____ Data supplied

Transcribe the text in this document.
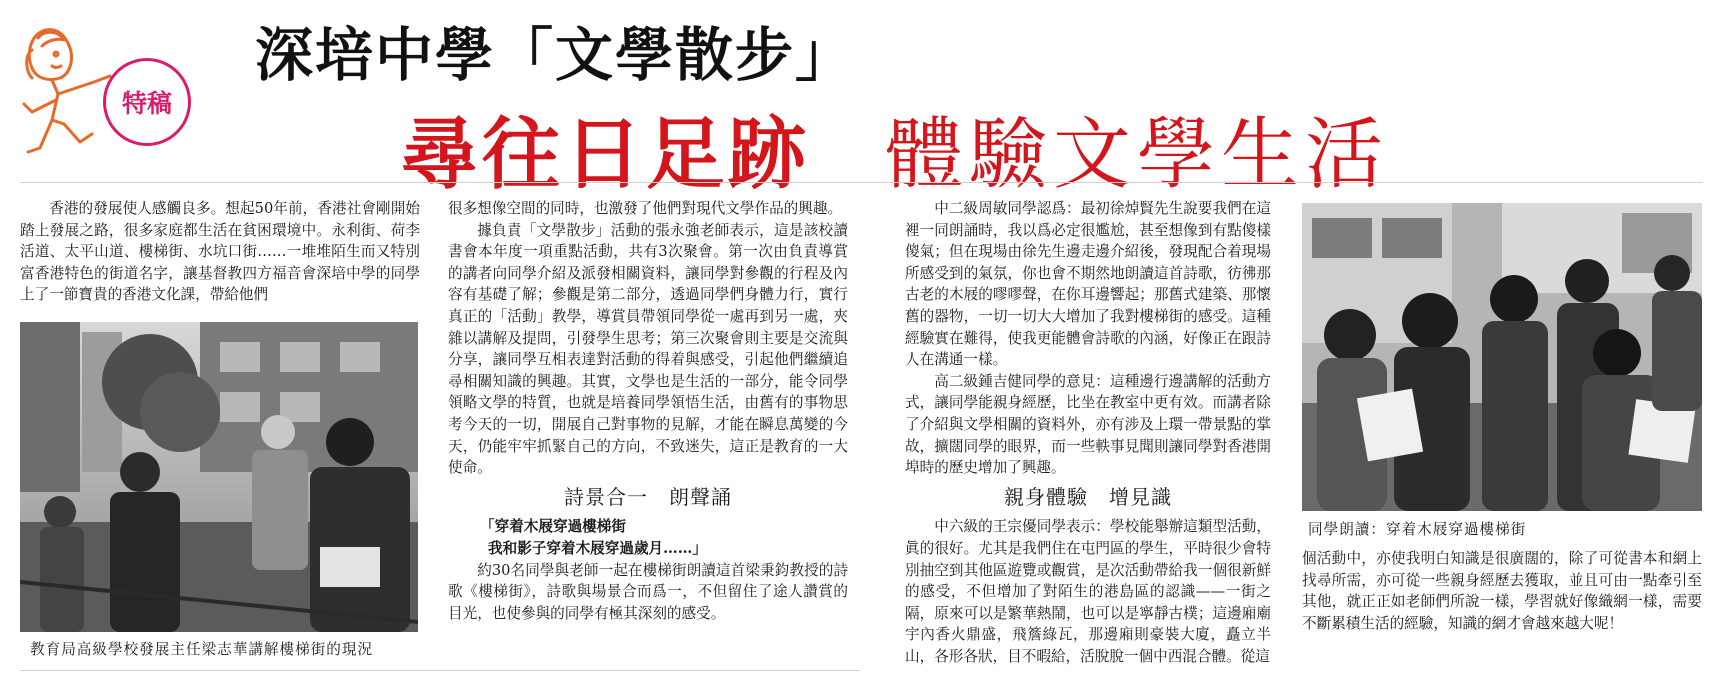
特稿
深培中學「文學散步」
尋往日足跡 體驗文學生活

香港的發展使人感觸良多。想起50年前，香港社會剛開始踏上發展之路，很多家庭都生活在貧困環境中。永利街、荷李活道、太平山道、樓梯街、水坑口街……一堆堆陌生而又特別富香港特色的街道名字，讓基督教四方福音會深培中學的同學上了一節寶貴的香港文化課，帶給他們

教育局高級學校發展主任梁志華講解樓梯街的現況

很多想像空間的同時，也激發了他們對現代文學作品的興趣。

據負責「文學散步」活動的張永強老師表示，這是該校讀書會本年度一項重點活動，共有3次聚會。第一次由負責導賞的講者向同學介紹及派發相關資料，讓同學對參觀的行程及內容有基礎了解；參觀是第二部分，透過同學們身體力行，實行真正的「活動」教學，導賞員帶領同學從一處再到另一處，夾雜以講解及提問，引發學生思考；第三次聚會則主要是交流與分享，讓同學互相表達對活動的得着與感受，引起他們繼續追尋相關知識的興趣。其實，文學也是生活的一部分，能令同學領略文學的特質，也就是培養同學領悟生活，由舊有的事物思考今天的一切，開展自己對事物的見解，才能在瞬息萬變的今天，仍能牢牢抓緊自己的方向，不致迷失，這正是教育的一大使命。

詩景合一　朗聲誦
「穿着木屐穿過樓梯街
我和影子穿着木屐穿過歲月……」

約30名同學與老師一起在樓梯街朗讀這首梁秉鈞教授的詩歌《樓梯街》，詩歌與場景合而爲一，不但留住了途人讚賞的目光，也使參與的同學有極其深刻的感受。

中二級周敏同學認爲：最初徐焯賢先生說要我們在這裡一同朗誦時，我以爲必定很尷尬，甚至想像到有點傻樣傻氣；但在現場由徐先生邊走邊介紹後，發現配合着現場所感受到的氣氛，你也會不期然地朗讀這首詩歌，彷彿那古老的木屐的嘐嘐聲，在你耳邊響起；那舊式建築、那懷舊的器物，一切一切大大增加了我對樓梯街的感受。這種經驗實在難得，使我更能體會詩歌的內涵，好像正在跟詩人在溝通一樣。

高二級鍾吉健同學的意見：這種邊行邊講解的活動方式，讓同學能親身經歷，比坐在教室中更有效。而講者除了介紹與文學相關的資料外，亦有涉及上環一帶景點的掌故，擴闊同學的眼界，而一些軼事見聞則讓同學對香港開埠時的歷史增加了興趣。

親身體驗　增見識

中六級的王宗優同學表示：學校能舉辦這類型活動，眞的很好。尤其是我們住在屯門區的學生，平時很少會特別抽空到其他區遊覽或觀賞，是次活動帶給我一個很新鮮的感受，不但增加了對陌生的港島區的認識——一街之隔，原來可以是繁華熱鬧，也可以是寧靜古樸；這邊廂廟宇內香火鼎盛，飛簷綠瓦，那邊廂則豪裝大廈，矗立半山，各形各狀，目不暇給，活脫脫一個中西混合體。從這

同學朗讀：穿着木屐穿過樓梯街

個活動中，亦使我明白知識是很廣闊的，除了可從書本和網上找尋所需，亦可從一些親身經歷去獲取，並且可由一點牽引至其他，就正正如老師們所說一樣，學習就好像織網一樣，需要不斷累積生活的經驗，知識的網才會越來越大呢！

________

*Written instruction*
Pictures are excluded; repeat every record exactly.

*Output for this task*
Transcribe the text in this document.
特稿
深培中學「文學散步」
尋往日足跡 體驗文學生活

香港的發展使人感觸良多。想起50年前，香港社會剛開始踏上發展之路，很多家庭都生活在貧困環境中。永利街、荷李活道、太平山道、樓梯街、水坑口街……一堆堆陌生而又特別富香港特色的街道名字，讓基督教四方福音會深培中學的同學上了一節寶貴的香港文化課，帶給他們

教育局高級學校發展主任梁志華講解樓梯街的現況

很多想像空間的同時，也激發了他們對現代文學作品的興趣。

據負責「文學散步」活動的張永強老師表示，這是該校讀書會本年度一項重點活動，共有3次聚會。第一次由負責導賞的講者向同學介紹及派發相關資料，讓同學對參觀的行程及內容有基礎了解；參觀是第二部分，透過同學們身體力行，實行真正的「活動」教學，導賞員帶領同學從一處再到另一處，夾雜以講解及提問，引發學生思考；第三次聚會則主要是交流與分享，讓同學互相表達對活動的得着與感受，引起他們繼續追尋相關知識的興趣。其實，文學也是生活的一部分，能令同學領略文學的特質，也就是培養同學領悟生活，由舊有的事物思考今天的一切，開展自己對事物的見解，才能在瞬息萬變的今天，仍能牢牢抓緊自己的方向，不致迷失，這正是教育的一大使命。

詩景合一　朗聲誦
「穿着木屐穿過樓梯街
我和影子穿着木屐穿過歲月……」

約30名同學與老師一起在樓梯街朗讀這首梁秉鈞教授的詩歌《樓梯街》，詩歌與場景合而爲一，不但留住了途人讚賞的目光，也使參與的同學有極其深刻的感受。

中二級周敏同學認爲：最初徐焯賢先生說要我們在這裡一同朗誦時，我以爲必定很尷尬，甚至想像到有點傻樣傻氣；但在現場由徐先生邊走邊介紹後，發現配合着現場所感受到的氣氛，你也會不期然地朗讀這首詩歌，彷彿那古老的木屐的嘐嘐聲，在你耳邊響起；那舊式建築、那懷舊的器物，一切一切大大增加了我對樓梯街的感受。這種經驗實在難得，使我更能體會詩歌的內涵，好像正在跟詩人在溝通一樣。

高二級鍾吉健同學的意見：這種邊行邊講解的活動方式，讓同學能親身經歷，比坐在教室中更有效。而講者除了介紹與文學相關的資料外，亦有涉及上環一帶景點的掌故，擴闊同學的眼界，而一些軼事見聞則讓同學對香港開埠時的歷史增加了興趣。

親身體驗　增見識

中六級的王宗優同學表示：學校能舉辦這類型活動，眞的很好。尤其是我們住在屯門區的學生，平時很少會特別抽空到其他區遊覽或觀賞，是次活動帶給我一個很新鮮的感受，不但增加了對陌生的港島區的認識——一街之隔，原來可以是繁華熱鬧，也可以是寧靜古樸；這邊廂廟宇內香火鼎盛，飛簷綠瓦，那邊廂則豪裝大廈，矗立半山，各形各狀，目不暇給，活脫脫一個中西混合體。從這

同學朗讀：穿着木屐穿過樓梯街

個活動中，亦使我明白知識是很廣闊的，除了可從書本和網上找尋所需，亦可從一些親身經歷去獲取，並且可由一點牽引至其他，就正正如老師們所說一樣，學習就好像織網一樣，需要不斷累積生活的經驗，知識的網才會越來越大呢！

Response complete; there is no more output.